### Given task
Pull out from the material below all lines with "السلام".

### Material for this exercise
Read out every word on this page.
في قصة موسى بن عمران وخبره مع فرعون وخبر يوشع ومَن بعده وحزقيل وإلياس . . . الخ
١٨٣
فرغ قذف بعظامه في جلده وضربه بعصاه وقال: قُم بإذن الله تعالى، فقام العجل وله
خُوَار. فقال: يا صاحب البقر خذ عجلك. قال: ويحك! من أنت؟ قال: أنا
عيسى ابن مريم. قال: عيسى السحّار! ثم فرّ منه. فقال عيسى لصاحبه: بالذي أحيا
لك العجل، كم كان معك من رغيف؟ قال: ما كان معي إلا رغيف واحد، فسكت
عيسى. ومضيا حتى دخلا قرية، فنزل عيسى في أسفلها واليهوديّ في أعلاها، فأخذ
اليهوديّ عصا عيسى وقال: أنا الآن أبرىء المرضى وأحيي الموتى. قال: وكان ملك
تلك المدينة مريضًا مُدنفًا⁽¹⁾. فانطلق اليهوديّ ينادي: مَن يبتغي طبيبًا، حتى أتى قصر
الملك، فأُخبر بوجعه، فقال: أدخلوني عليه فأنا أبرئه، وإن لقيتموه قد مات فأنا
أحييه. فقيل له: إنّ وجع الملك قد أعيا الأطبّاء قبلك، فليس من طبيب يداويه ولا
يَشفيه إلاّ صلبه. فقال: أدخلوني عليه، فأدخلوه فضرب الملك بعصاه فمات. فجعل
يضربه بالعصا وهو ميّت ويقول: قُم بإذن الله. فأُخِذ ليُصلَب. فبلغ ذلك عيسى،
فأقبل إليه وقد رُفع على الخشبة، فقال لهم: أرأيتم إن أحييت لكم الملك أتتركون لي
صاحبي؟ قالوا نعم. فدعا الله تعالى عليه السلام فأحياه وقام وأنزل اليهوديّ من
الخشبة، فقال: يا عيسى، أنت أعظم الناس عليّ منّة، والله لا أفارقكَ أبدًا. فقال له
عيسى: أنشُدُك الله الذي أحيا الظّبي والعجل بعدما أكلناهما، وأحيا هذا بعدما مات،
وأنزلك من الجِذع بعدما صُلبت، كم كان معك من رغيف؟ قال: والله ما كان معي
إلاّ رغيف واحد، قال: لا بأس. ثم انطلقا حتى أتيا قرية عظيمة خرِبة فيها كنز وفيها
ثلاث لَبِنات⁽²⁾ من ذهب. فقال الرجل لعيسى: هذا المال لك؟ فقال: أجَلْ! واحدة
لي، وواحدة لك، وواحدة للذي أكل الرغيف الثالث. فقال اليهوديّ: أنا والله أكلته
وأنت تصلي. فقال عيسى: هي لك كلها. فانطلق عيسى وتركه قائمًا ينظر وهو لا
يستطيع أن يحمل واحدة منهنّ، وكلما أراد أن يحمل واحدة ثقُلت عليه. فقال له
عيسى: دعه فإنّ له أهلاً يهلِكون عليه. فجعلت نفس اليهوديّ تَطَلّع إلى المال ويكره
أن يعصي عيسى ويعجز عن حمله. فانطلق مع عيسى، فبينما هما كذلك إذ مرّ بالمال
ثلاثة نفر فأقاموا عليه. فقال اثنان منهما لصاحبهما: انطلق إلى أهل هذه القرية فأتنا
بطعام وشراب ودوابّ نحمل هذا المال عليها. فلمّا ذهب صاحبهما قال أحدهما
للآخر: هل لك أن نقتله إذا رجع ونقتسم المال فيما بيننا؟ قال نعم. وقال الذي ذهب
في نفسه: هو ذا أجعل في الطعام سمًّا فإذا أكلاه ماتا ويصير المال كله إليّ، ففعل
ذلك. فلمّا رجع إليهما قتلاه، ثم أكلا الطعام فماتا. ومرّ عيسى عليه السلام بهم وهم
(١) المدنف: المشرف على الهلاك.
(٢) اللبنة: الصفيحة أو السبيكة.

### The reply
صاحبي؟ قالوا نعم. فدعا الله تعالى عليه السلام فأحياه وقام وأنزل اليهوديّ من
ذلك. فلمّا رجع إليهما قتلاه، ثم أكلا الطعام فماتا. ومرّ عيسى عليه السلام بهم وهم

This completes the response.